***** Given data *****

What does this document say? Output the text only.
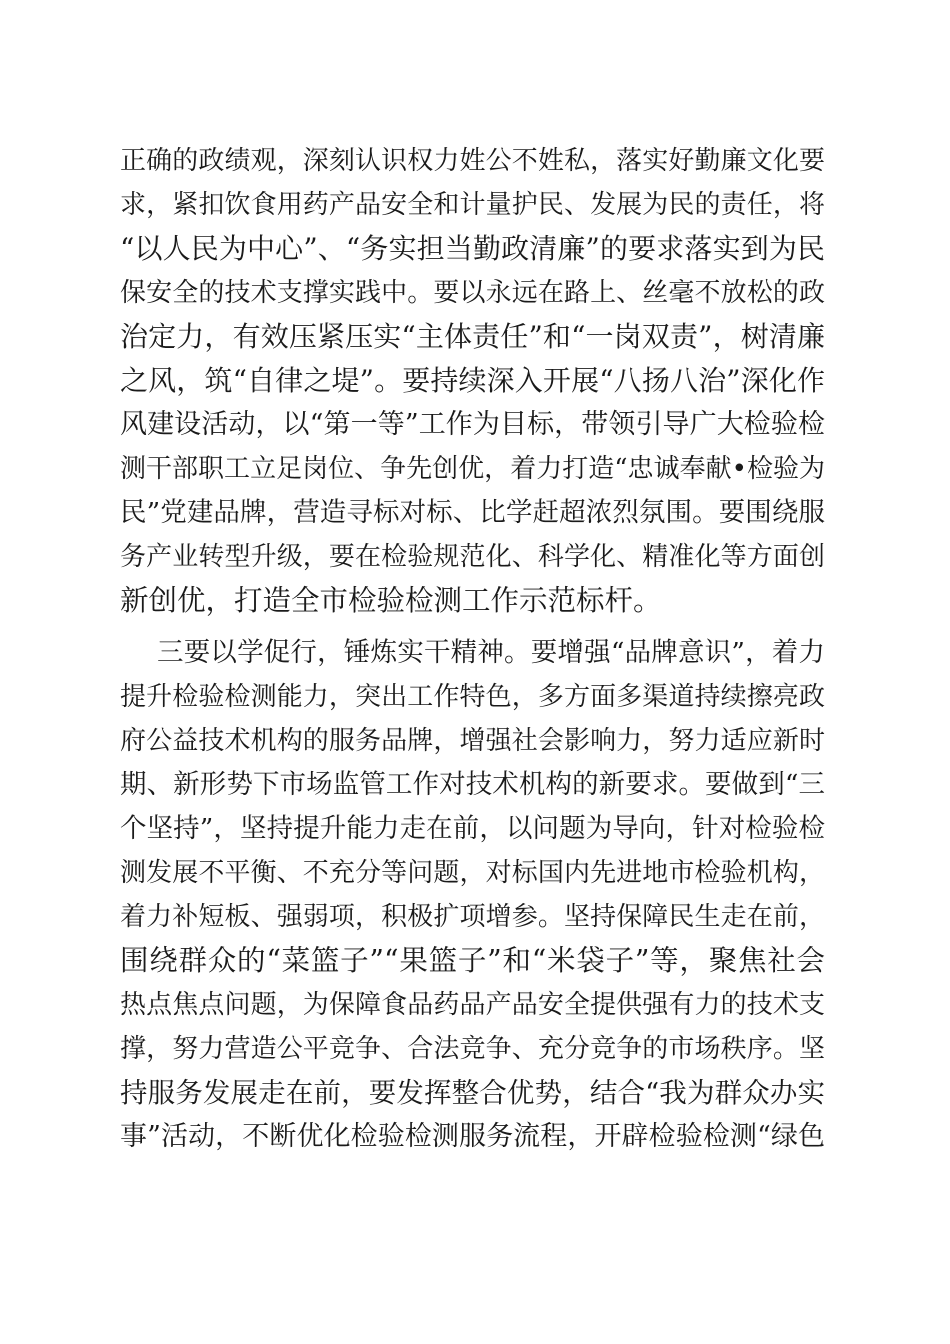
正确的政绩观，深刻认识权力姓公不姓私，落实好勤廉文化要
求，紧扣饮食用药产品安全和计量护民、发展为民的责任，将
“以人民为中心”、“务实担当勤政清廉”的要求落实到为民
保安全的技术支撑实践中。要以永远在路上、丝毫不放松的政
治定力，有效压紧压实“主体责任”和“一岗双责”，树清廉
之风，筑“自律之堤”。要持续深入开展“八扬八治”深化作
风建设活动，以“第一等”工作为目标，带领引导广大检验检
测干部职工立足岗位、争先创优，着力打造“忠诚奉献•检验为
民”党建品牌，营造寻标对标、比学赶超浓烈氛围。要围绕服
务产业转型升级，要在检验规范化、科学化、精准化等方面创
新创优，打造全市检验检测工作示范标杆。
三要以学促行，锤炼实干精神。要增强“品牌意识”，着力
提升检验检测能力，突出工作特色，多方面多渠道持续擦亮政
府公益技术机构的服务品牌，增强社会影响力，努力适应新时
期、新形势下市场监管工作对技术机构的新要求。要做到“三
个坚持”，坚持提升能力走在前，以问题为导向，针对检验检
测发展不平衡、不充分等问题，对标国内先进地市检验机构，
着力补短板、强弱项，积极扩项增参。坚持保障民生走在前，
围绕群众的“菜篮子”“果篮子”和“米袋子”等，聚焦社会
热点焦点问题，为保障食品药品产品安全提供强有力的技术支
撑，努力营造公平竞争、合法竞争、充分竞争的市场秩序。坚
持服务发展走在前，要发挥整合优势，结合“我为群众办实
事”活动，不断优化检验检测服务流程，开辟检验检测“绿色
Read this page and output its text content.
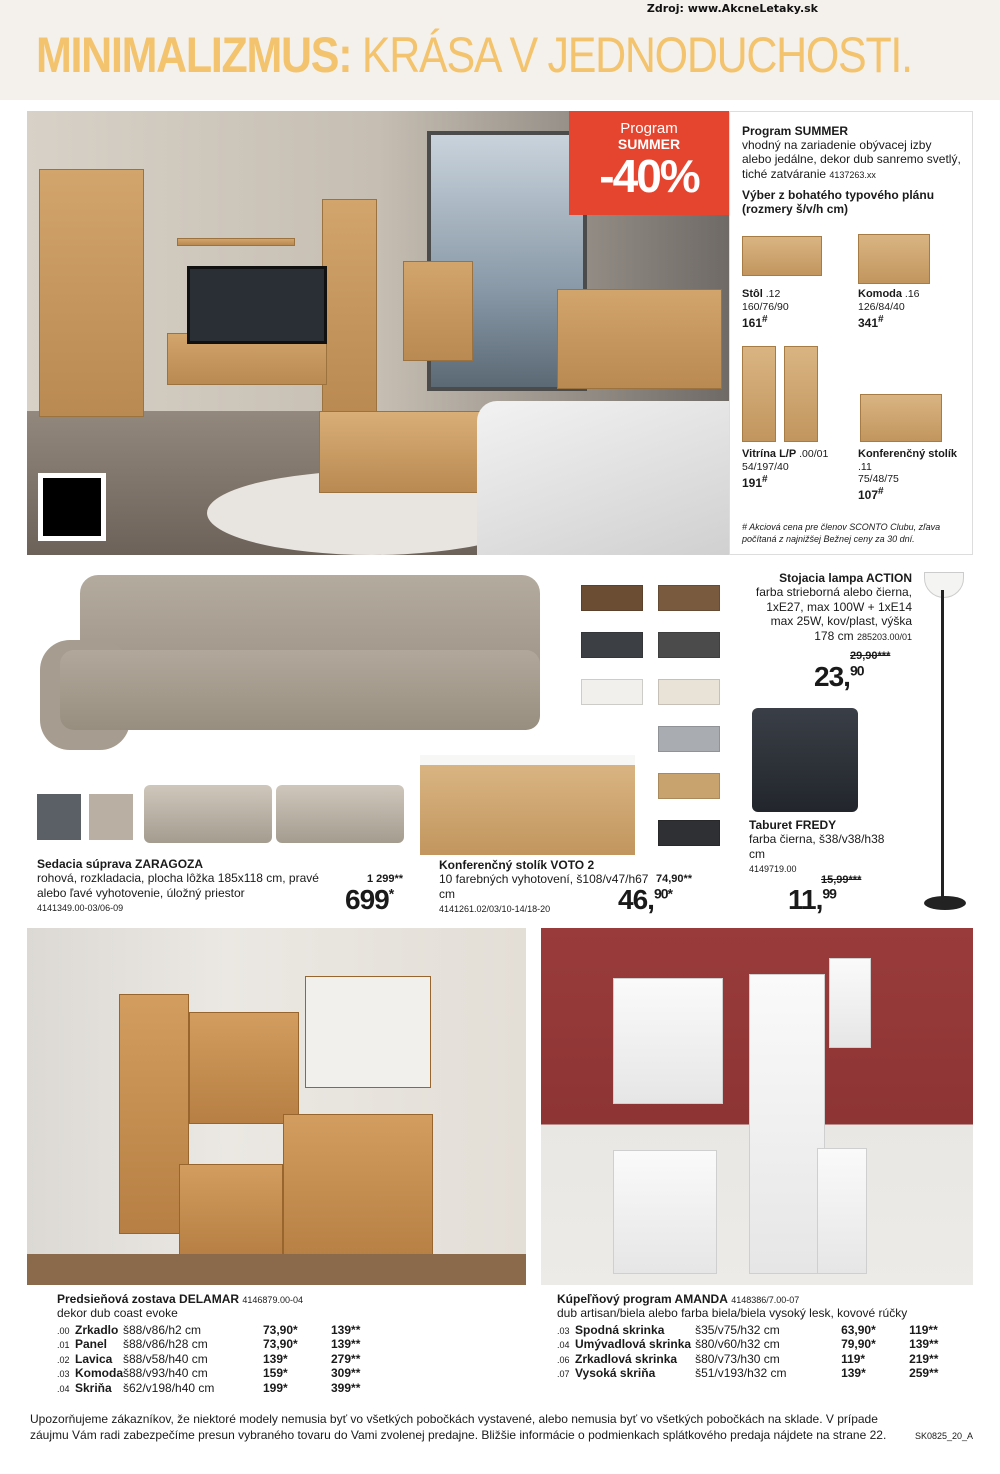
Zdroj: www.AkcneLetaky.sk
MINIMALIZMUS: KRÁSA V JEDNODUCHOSTI.
Program
SUMMER
-40%
Program SUMMER
vhodný na zariadenie obývacej izby alebo jedálne, dekor dub sanremo svetlý, tiché zatváranie 4137263.xx
Výber z bohatého typového plánu (rozmery š/v/h cm)
Stôl .12
160/76/90
161#
Komoda .16
126/84/40
341#
Vitrína L/P .00/01
54/197/40
191#
Konferenčný stolík .11
75/48/75
107#
# Akciová cena pre členov SCONTO Clubu, zľava počítaná z najnižšej Bežnej ceny za 30 dní.
Sedacia súprava ZARAGOZA
rohová, rozkladacia, plocha lôžka 185x118 cm, pravé alebo ľavé vyhotovenie, úložný priestor
4141349.00-03/06-09
1 299**
699*
Konferenčný stolík VOTO 2
10 farebných vyhotovení, š108/v47/h67 cm
4141261.02/03/10-14/18-20
74,90**
46,$^{90*}$
Stojacia lampa ACTION
farba strieborná alebo čierna, 1xE27, max 100W + 1xE14 max 25W, kov/plast, výška 178 cm 285203.00/01
29,90***
23,90
Taburet FREDY
farba čierna, š38/v38/h38 cm
4149719.00
15,99***
11,99
Predsieňová zostava DELAMAR 4146879.00-04
dekor dub coast evoke
.00	Zrkadlo	š88/v86/h2 cm	73,90*	139**
.01	Panel	š88/v86/h28 cm	73,90*	139**
.02	Lavica	š88/v58/h40 cm	139*	279**
.03	Komoda	š88/v93/h40 cm	159*	309**
.04	Skriňa	š62/v198/h40 cm	199*	399**
Kúpeľňový program AMANDA 4148386/7.00-07
dub artisan/biela alebo farba biela/biela vysoký lesk, kovové rúčky
.03	Spodná skrinka	š35/v75/h32 cm	63,90*	119**
.04	Umývadlová skrinka	š80/v60/h32 cm	79,90*	139**
.06	Zrkadlová skrinka	š80/v73/h30 cm	119*	219**
.07	Vysoká skriňa	š51/v193/h32 cm	139*	259**
Upozorňujeme zákazníkov, že niektoré modely nemusia byť vo všetkých pobočkách vystavené, alebo nemusia byť vo všetkých pobočkách na sklade. V prípade záujmu Vám radi zabezpečíme presun vybraného tovaru do Vami zvolenej predajne. Bližšie informácie o podmienkach splátkového predaja nájdete na strane 22.	SK0825_20_A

*****

Leaving out every picture, extract verbatim the lines from the one containing "Read this page and output its text content." through the last line of the listing, inclusive.

Read this page and output its text content.
Zdroj: www.AkcneLetaky.sk
MINIMALIZMUS: KRÁSA V JEDNODUCHOSTI.
Program
SUMMER
-40%
Program SUMMER
vhodný na zariadenie obývacej izby alebo jedálne, dekor dub sanremo svetlý, tiché zatváranie 4137263.xx
Výber z bohatého typového plánu (rozmery š/v/h cm)
Stôl .12
160/76/90
161#
Komoda .16
126/84/40
341#
Vitrína L/P .00/01
54/197/40
191#
Konferenčný stolík .11
75/48/75
107#
# Akciová cena pre členov SCONTO Clubu, zľava počítaná z najnižšej Bežnej ceny za 30 dní.
Sedacia súprava ZARAGOZA
rohová, rozkladacia, plocha lôžka 185x118 cm, pravé alebo ľavé vyhotovenie, úložný priestor
4141349.00-03/06-09
1 299**
699*
Konferenčný stolík VOTO 2
10 farebných vyhotovení, š108/v47/h67 cm
4141261.02/03/10-14/18-20
74,90**
46,$^{90*}$
Stojacia lampa ACTION
farba strieborná alebo čierna, 1xE27, max 100W + 1xE14 max 25W, kov/plast, výška 178 cm 285203.00/01
29,90***
23,90
Taburet FREDY
farba čierna, š38/v38/h38 cm
4149719.00
15,99***
11,99
Predsieňová zostava DELAMAR 4146879.00-04
dekor dub coast evoke
.00	Zrkadlo	š88/v86/h2 cm	73,90*	139**
.01	Panel	š88/v86/h28 cm	73,90*	139**
.02	Lavica	š88/v58/h40 cm	139*	279**
.03	Komoda	š88/v93/h40 cm	159*	309**
.04	Skriňa	š62/v198/h40 cm	199*	399**
Kúpeľňový program AMANDA 4148386/7.00-07
dub artisan/biela alebo farba biela/biela vysoký lesk, kovové rúčky
.03	Spodná skrinka	š35/v75/h32 cm	63,90*	119**
.04	Umývadlová skrinka	š80/v60/h32 cm	79,90*	139**
.06	Zrkadlová skrinka	š80/v73/h30 cm	119*	219**
.07	Vysoká skriňa	š51/v193/h32 cm	139*	259**
Upozorňujeme zákazníkov, že niektoré modely nemusia byť vo všetkých pobočkách vystavené, alebo nemusia byť vo všetkých pobočkách na sklade. V prípade záujmu Vám radi zabezpečíme presun vybraného tovaru do Vami zvolenej predajne. Bližšie informácie o podmienkach splátkového predaja nájdete na strane 22.	SK0825_20_A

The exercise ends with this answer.